Source data

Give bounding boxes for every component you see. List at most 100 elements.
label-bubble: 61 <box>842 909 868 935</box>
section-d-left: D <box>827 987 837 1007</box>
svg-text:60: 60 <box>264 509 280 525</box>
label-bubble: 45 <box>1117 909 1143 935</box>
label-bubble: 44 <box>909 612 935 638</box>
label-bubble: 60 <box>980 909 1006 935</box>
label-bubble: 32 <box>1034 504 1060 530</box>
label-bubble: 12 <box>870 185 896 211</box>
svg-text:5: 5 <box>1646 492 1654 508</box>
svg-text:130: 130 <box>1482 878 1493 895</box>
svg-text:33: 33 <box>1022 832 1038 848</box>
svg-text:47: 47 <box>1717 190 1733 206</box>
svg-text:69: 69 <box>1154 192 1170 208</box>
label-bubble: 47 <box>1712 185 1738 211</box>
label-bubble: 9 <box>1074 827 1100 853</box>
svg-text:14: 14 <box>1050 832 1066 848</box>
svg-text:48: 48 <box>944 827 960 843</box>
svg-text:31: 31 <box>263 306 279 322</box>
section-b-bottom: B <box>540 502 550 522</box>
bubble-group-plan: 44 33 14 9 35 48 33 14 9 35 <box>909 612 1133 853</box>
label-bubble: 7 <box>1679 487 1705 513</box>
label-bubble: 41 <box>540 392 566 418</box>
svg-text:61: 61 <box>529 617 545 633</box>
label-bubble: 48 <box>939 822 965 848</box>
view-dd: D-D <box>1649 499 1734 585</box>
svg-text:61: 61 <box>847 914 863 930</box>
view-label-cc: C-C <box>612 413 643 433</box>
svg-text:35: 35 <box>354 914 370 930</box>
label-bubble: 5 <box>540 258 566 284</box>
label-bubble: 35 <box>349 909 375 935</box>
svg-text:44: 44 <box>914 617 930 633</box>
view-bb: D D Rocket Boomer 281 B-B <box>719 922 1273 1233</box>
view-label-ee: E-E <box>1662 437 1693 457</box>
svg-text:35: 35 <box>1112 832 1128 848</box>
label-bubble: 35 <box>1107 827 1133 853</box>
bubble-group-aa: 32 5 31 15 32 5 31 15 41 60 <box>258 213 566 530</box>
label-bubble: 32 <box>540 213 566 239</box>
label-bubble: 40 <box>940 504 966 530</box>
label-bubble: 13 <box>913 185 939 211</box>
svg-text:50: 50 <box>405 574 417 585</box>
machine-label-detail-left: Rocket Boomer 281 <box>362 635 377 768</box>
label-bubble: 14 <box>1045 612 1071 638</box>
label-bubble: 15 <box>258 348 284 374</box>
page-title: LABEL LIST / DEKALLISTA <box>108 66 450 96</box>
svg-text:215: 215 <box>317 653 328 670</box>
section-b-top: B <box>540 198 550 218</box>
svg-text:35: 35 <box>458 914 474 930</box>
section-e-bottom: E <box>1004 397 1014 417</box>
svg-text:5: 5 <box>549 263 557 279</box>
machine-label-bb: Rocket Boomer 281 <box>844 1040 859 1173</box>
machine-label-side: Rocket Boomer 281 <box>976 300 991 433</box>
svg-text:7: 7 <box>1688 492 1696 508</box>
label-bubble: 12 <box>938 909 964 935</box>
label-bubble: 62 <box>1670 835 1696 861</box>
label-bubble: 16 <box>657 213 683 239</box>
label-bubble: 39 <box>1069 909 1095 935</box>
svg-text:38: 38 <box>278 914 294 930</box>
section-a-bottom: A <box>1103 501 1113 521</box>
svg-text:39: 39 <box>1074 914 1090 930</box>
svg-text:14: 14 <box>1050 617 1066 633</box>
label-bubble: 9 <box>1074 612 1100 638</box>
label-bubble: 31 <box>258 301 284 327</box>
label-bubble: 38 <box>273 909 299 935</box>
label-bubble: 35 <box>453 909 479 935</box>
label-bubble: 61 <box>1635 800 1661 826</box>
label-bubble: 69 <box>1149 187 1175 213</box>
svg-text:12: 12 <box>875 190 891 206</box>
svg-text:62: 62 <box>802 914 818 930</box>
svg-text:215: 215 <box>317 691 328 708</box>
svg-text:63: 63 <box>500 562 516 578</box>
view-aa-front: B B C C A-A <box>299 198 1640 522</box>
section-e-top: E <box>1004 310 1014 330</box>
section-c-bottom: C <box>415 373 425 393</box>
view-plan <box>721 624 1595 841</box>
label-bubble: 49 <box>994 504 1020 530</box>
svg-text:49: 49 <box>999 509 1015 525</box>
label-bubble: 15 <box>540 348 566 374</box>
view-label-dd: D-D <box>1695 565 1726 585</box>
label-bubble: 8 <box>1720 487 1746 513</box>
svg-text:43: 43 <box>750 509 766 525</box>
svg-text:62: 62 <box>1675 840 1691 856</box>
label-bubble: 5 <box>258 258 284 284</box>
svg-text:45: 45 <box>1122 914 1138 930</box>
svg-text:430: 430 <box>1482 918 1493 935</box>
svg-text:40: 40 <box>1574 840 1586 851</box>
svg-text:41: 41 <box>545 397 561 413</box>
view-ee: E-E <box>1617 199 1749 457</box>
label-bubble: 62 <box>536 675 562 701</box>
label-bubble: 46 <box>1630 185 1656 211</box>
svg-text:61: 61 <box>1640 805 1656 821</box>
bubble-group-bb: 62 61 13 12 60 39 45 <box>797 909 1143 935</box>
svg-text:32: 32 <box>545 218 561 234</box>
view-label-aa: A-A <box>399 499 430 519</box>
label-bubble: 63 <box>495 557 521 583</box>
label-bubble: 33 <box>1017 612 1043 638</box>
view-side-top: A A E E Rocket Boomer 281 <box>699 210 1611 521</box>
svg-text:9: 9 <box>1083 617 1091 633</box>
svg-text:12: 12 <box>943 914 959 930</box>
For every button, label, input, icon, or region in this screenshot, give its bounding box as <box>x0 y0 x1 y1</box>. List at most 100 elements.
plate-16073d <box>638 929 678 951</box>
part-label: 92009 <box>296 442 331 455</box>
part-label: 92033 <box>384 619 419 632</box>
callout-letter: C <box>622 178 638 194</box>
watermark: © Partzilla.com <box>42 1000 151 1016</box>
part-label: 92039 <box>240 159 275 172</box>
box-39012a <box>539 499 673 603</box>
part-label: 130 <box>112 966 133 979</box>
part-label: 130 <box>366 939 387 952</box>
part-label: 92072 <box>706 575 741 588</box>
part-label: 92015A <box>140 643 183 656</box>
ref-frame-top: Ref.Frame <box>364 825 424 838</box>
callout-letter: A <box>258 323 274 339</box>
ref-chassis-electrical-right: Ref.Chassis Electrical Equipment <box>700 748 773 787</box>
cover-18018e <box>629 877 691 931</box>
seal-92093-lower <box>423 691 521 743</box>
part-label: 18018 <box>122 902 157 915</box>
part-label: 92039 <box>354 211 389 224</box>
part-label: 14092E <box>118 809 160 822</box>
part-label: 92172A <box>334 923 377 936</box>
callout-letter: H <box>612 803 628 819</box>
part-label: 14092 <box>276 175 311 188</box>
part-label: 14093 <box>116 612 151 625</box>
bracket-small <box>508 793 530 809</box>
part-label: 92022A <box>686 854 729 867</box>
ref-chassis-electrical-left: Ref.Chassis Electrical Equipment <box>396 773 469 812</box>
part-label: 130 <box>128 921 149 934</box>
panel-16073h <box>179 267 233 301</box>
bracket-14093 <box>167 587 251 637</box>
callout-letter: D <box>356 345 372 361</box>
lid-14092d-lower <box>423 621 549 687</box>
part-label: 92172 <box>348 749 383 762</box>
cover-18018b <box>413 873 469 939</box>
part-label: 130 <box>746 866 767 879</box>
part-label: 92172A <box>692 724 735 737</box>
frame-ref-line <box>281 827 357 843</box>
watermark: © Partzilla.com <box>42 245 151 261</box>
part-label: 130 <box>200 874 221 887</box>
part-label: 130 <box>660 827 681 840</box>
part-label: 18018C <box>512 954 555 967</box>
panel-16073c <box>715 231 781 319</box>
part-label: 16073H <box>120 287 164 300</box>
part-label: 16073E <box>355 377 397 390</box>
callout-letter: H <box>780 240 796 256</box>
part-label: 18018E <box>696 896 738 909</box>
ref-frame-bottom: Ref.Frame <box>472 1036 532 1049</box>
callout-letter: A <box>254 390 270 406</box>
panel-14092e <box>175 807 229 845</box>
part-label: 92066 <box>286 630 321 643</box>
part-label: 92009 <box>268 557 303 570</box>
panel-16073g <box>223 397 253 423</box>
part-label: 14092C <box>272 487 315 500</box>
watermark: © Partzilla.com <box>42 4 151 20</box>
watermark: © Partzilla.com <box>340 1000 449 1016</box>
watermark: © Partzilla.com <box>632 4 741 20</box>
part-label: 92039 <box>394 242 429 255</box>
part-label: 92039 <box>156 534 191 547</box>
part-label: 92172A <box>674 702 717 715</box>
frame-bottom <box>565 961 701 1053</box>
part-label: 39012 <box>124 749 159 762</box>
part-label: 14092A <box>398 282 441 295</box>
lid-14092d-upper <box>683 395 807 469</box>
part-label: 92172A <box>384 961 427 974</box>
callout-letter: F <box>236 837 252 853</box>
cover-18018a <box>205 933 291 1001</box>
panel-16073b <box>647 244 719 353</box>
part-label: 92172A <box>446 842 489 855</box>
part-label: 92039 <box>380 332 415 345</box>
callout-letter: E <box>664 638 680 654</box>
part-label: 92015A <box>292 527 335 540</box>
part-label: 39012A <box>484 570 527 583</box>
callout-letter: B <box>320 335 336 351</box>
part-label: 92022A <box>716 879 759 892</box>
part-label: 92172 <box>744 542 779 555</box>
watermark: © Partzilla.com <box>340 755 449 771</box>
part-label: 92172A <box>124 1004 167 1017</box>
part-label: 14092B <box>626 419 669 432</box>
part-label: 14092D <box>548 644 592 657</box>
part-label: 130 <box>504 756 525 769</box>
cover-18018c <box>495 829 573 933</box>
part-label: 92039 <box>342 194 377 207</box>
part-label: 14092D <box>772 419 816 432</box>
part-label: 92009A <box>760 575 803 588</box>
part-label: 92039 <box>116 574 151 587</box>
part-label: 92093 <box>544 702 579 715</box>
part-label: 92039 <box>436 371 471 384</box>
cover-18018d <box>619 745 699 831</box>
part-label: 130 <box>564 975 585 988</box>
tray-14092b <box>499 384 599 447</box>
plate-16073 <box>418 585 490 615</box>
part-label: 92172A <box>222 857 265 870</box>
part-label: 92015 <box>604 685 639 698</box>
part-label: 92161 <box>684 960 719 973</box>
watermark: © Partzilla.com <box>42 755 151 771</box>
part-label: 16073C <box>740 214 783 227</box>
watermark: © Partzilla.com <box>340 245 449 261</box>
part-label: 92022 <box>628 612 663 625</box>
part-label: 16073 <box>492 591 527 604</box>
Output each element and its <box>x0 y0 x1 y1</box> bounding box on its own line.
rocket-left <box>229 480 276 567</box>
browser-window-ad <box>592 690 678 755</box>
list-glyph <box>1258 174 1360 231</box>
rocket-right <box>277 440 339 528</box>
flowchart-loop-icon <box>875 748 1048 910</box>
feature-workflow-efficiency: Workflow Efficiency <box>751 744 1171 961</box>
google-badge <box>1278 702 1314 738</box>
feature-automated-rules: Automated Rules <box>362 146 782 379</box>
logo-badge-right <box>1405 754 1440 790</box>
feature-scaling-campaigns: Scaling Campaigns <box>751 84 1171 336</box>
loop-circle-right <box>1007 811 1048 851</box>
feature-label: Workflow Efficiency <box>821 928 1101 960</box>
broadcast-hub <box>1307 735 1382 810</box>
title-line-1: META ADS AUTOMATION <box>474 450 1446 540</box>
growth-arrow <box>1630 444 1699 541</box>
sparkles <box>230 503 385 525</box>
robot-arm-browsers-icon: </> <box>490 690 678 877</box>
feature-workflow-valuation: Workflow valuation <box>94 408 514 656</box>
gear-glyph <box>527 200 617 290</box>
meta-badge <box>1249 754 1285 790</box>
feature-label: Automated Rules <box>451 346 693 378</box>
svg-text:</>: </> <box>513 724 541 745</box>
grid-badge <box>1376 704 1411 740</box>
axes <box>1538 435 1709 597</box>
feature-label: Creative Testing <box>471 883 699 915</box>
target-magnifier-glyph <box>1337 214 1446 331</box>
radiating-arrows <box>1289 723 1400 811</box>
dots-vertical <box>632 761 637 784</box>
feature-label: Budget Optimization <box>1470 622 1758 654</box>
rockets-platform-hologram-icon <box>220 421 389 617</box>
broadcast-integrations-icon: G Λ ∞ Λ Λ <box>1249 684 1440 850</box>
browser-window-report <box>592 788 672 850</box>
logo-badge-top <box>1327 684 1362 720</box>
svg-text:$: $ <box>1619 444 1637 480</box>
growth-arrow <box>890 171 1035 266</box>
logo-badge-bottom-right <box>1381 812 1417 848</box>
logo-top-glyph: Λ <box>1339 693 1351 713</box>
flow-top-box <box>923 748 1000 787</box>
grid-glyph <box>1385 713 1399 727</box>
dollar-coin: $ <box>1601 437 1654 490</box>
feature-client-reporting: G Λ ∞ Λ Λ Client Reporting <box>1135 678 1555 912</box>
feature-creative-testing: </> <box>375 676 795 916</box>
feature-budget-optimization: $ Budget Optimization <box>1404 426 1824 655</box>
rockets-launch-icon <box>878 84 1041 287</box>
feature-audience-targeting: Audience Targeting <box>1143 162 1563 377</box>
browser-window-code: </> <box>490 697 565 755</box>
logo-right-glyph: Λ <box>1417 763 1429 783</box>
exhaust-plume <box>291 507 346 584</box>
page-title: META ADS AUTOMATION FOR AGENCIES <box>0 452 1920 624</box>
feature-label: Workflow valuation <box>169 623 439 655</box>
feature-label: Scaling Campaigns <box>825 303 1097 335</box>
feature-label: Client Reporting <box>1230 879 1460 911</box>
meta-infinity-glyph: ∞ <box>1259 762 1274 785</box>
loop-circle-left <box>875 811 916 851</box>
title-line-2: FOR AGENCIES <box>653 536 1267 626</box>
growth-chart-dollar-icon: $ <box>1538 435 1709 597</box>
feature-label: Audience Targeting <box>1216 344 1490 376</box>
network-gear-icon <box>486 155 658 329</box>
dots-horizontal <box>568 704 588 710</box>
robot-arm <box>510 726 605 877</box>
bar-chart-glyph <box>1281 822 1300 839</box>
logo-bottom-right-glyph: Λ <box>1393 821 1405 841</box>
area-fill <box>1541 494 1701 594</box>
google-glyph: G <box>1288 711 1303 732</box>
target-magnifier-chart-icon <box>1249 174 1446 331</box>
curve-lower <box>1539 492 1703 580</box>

What you need to do: Retype the part of the rows that opens with their first line and closes with the line containing "label-bubble: 47 <box>1712 185 1738 211</box>", keeping both of those lines.

Finished exercise:
Give bounding boxes for every component you see. List at most 100 elements.
label-bubble: 61 <box>842 909 868 935</box>
section-d-left: D <box>827 987 837 1007</box>
svg-text:60: 60 <box>264 509 280 525</box>
label-bubble: 45 <box>1117 909 1143 935</box>
label-bubble: 44 <box>909 612 935 638</box>
label-bubble: 60 <box>980 909 1006 935</box>
label-bubble: 32 <box>1034 504 1060 530</box>
label-bubble: 12 <box>870 185 896 211</box>
svg-text:5: 5 <box>1646 492 1654 508</box>
svg-text:130: 130 <box>1482 878 1493 895</box>
svg-text:33: 33 <box>1022 832 1038 848</box>
svg-text:47: 47 <box>1717 190 1733 206</box>
svg-text:69: 69 <box>1154 192 1170 208</box>
label-bubble: 47 <box>1712 185 1738 211</box>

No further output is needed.